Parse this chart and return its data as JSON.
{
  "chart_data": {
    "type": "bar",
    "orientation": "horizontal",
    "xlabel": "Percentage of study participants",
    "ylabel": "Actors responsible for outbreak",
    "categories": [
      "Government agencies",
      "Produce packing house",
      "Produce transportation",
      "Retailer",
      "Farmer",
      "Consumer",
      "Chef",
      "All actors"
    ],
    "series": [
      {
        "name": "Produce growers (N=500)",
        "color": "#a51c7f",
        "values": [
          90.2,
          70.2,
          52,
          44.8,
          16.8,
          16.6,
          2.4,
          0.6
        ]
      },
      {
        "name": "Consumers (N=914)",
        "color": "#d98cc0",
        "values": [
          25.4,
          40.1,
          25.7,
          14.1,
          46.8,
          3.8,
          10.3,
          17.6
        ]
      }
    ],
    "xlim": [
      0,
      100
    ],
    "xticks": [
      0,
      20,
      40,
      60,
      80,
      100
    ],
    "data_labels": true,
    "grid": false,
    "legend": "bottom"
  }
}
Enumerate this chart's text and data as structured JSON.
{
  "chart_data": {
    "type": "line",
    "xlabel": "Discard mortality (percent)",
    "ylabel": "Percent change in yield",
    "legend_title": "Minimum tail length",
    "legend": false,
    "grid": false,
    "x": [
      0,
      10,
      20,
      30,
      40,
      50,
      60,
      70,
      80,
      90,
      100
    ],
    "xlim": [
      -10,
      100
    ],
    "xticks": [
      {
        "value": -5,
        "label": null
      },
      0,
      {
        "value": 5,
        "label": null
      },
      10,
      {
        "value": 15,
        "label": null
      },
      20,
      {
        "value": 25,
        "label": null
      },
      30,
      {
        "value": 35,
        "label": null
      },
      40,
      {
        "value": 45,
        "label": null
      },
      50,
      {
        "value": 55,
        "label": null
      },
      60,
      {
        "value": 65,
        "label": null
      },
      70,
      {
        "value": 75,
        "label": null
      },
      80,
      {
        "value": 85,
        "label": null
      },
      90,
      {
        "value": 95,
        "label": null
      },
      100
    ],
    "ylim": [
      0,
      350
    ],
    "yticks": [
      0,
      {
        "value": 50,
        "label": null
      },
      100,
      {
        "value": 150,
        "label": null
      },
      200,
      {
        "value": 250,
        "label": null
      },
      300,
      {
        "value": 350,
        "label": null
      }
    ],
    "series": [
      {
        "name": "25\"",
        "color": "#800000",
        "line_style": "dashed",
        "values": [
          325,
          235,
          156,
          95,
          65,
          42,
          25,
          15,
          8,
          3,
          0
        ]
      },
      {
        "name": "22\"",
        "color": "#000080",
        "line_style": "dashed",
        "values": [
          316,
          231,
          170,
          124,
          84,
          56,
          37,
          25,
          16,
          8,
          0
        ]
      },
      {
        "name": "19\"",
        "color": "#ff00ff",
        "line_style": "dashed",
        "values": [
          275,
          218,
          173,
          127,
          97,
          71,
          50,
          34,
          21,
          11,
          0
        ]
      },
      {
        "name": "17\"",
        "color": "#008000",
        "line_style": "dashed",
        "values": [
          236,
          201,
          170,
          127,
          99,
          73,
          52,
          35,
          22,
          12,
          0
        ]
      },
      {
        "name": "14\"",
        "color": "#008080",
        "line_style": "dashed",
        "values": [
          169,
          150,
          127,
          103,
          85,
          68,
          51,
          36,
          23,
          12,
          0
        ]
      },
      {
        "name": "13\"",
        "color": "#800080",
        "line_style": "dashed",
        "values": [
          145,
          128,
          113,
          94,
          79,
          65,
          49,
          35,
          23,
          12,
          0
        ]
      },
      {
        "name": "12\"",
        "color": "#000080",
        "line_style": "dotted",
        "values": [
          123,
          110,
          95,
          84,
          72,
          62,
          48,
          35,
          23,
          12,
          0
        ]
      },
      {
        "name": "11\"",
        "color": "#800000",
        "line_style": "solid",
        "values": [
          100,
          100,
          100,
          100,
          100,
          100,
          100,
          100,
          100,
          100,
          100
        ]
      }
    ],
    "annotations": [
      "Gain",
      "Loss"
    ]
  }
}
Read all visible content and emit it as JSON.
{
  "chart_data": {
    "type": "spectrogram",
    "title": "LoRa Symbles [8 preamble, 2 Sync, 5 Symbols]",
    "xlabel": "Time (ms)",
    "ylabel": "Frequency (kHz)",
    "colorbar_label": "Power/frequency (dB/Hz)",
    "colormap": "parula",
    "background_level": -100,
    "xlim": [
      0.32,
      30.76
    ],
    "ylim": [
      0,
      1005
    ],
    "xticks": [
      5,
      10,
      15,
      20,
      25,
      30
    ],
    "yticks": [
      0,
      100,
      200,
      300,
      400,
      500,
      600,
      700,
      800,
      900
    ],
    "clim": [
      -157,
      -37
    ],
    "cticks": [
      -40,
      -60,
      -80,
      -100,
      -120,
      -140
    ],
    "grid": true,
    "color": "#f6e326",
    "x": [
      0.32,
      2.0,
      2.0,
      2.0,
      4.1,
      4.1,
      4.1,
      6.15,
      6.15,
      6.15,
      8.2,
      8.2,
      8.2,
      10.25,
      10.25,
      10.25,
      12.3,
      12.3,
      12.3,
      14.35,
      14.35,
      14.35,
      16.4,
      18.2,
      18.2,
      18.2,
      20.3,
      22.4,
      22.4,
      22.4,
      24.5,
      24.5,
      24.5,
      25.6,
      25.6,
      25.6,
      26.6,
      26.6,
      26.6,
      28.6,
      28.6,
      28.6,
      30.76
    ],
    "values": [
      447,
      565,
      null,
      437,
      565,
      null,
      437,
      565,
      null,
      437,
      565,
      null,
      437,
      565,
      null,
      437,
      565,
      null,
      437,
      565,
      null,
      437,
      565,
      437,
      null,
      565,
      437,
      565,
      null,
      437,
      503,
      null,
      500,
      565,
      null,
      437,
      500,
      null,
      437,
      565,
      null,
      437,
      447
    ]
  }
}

----------------------------------------

What the task asks:
Quote all of the entries verbatim.

The response:
Parse this chart and return its data as JSON.
{
  "chart_data": {
    "type": "bar",
    "orientation": "horizontal",
    "xlabel": "Percentage of study participants",
    "ylabel": "Actors responsible for outbreak",
    "categories": [
      "Government agencies",
      "Produce packing house",
      "Produce transportation",
      "Retailer",
      "Farmer",
      "Consumer",
      "Chef",
      "All actors"
    ],
    "series": [
      {
        "name": "Produce growers (N=500)",
        "color": "#a51c7f",
        "values": [
          90.2,
          70.2,
          52,
          44.8,
          16.8,
          16.6,
          2.4,
          0.6
        ]
      },
      {
        "name": "Consumers (N=914)",
        "color": "#d98cc0",
        "values": [
          25.4,
          40.1,
          25.7,
          14.1,
          46.8,
          3.8,
          10.3,
          17.6
        ]
      }
    ],
    "xlim": [
      0,
      100
    ],
    "xticks": [
      0,
      20,
      40,
      60,
      80,
      100
    ],
    "data_labels": true,
    "grid": false,
    "legend": "bottom"
  }
}
Enumerate this chart's text and data as structured JSON.
{
  "chart_data": {
    "type": "line",
    "xlabel": "Discard mortality (percent)",
    "ylabel": "Percent change in yield",
    "legend_title": "Minimum tail length",
    "legend": false,
    "grid": false,
    "x": [
      0,
      10,
      20,
      30,
      40,
      50,
      60,
      70,
      80,
      90,
      100
    ],
    "xlim": [
      -10,
      100
    ],
    "xticks": [
      {
        "value": -5,
        "label": null
      },
      0,
      {
        "value": 5,
        "label": null
      },
      10,
      {
        "value": 15,
        "label": null
      },
      20,
      {
        "value": 25,
        "label": null
      },
      30,
      {
        "value": 35,
        "label": null
      },
      40,
      {
        "value": 45,
        "label": null
      },
      50,
      {
        "value": 55,
        "label": null
      },
      60,
      {
        "value": 65,
        "label": null
      },
      70,
      {
        "value": 75,
        "label": null
      },
      80,
      {
        "value": 85,
        "label": null
      },
      90,
      {
        "value": 95,
        "label": null
      },
      100
    ],
    "ylim": [
      0,
      350
    ],
    "yticks": [
      0,
      {
        "value": 50,
        "label": null
      },
      100,
      {
        "value": 150,
        "label": null
      },
      200,
      {
        "value": 250,
        "label": null
      },
      300,
      {
        "value": 350,
        "label": null
      }
    ],
    "series": [
      {
        "name": "25\"",
        "color": "#800000",
        "line_style": "dashed",
        "values": [
          325,
          235,
          156,
          95,
          65,
          42,
          25,
          15,
          8,
          3,
          0
        ]
      },
      {
        "name": "22\"",
        "color": "#000080",
        "line_style": "dashed",
        "values": [
          316,
          231,
          170,
          124,
          84,
          56,
          37,
          25,
          16,
          8,
          0
        ]
      },
      {
        "name": "19\"",
        "color": "#ff00ff",
        "line_style": "dashed",
        "values": [
          275,
          218,
          173,
          127,
          97,
          71,
          50,
          34,
          21,
          11,
          0
        ]
      },
      {
        "name": "17\"",
        "color": "#008000",
        "line_style": "dashed",
        "values": [
          236,
          201,
          170,
          127,
          99,
          73,
          52,
          35,
          22,
          12,
          0
        ]
      },
      {
        "name": "14\"",
        "color": "#008080",
        "line_style": "dashed",
        "values": [
          169,
          150,
          127,
          103,
          85,
          68,
          51,
          36,
          23,
          12,
          0
        ]
      },
      {
        "name": "13\"",
        "color": "#800080",
        "line_style": "dashed",
        "values": [
          145,
          128,
          113,
          94,
          79,
          65,
          49,
          35,
          23,
          12,
          0
        ]
      },
      {
        "name": "12\"",
        "color": "#000080",
        "line_style": "dotted",
        "values": [
          123,
          110,
          95,
          84,
          72,
          62,
          48,
          35,
          23,
          12,
          0
        ]
      },
      {
        "name": "11\"",
        "color": "#800000",
        "line_style": "solid",
        "values": [
          100,
          100,
          100,
          100,
          100,
          100,
          100,
          100,
          100,
          100,
          100
        ]
      }
    ],
    "annotations": [
      "Gain",
      "Loss"
    ]
  }
}
Read all visible content and emit it as JSON.
{
  "chart_data": {
    "type": "spectrogram",
    "title": "LoRa Symbles [8 preamble, 2 Sync, 5 Symbols]",
    "xlabel": "Time (ms)",
    "ylabel": "Frequency (kHz)",
    "colorbar_label": "Power/frequency (dB/Hz)",
    "colormap": "parula",
    "background_level": -100,
    "xlim": [
      0.32,
      30.76
    ],
    "ylim": [
      0,
      1005
    ],
    "xticks": [
      5,
      10,
      15,
      20,
      25,
      30
    ],
    "yticks": [
      0,
      100,
      200,
      300,
      400,
      500,
      600,
      700,
      800,
      900
    ],
    "clim": [
      -157,
      -37
    ],
    "cticks": [
      -40,
      -60,
      -80,
      -100,
      -120,
      -140
    ],
    "grid": true,
    "color": "#f6e326",
    "x": [
      0.32,
      2.0,
      2.0,
      2.0,
      4.1,
      4.1,
      4.1,
      6.15,
      6.15,
      6.15,
      8.2,
      8.2,
      8.2,
      10.25,
      10.25,
      10.25,
      12.3,
      12.3,
      12.3,
      14.35,
      14.35,
      14.35,
      16.4,
      18.2,
      18.2,
      18.2,
      20.3,
      22.4,
      22.4,
      22.4,
      24.5,
      24.5,
      24.5,
      25.6,
      25.6,
      25.6,
      26.6,
      26.6,
      26.6,
      28.6,
      28.6,
      28.6,
      30.76
    ],
    "values": [
      447,
      565,
      null,
      437,
      565,
      null,
      437,
      565,
      null,
      437,
      565,
      null,
      437,
      565,
      null,
      437,
      565,
      null,
      437,
      565,
      null,
      437,
      565,
      437,
      null,
      565,
      437,
      565,
      null,
      437,
      503,
      null,
      500,
      565,
      null,
      437,
      500,
      null,
      437,
      565,
      null,
      437,
      447
    ]
  }
}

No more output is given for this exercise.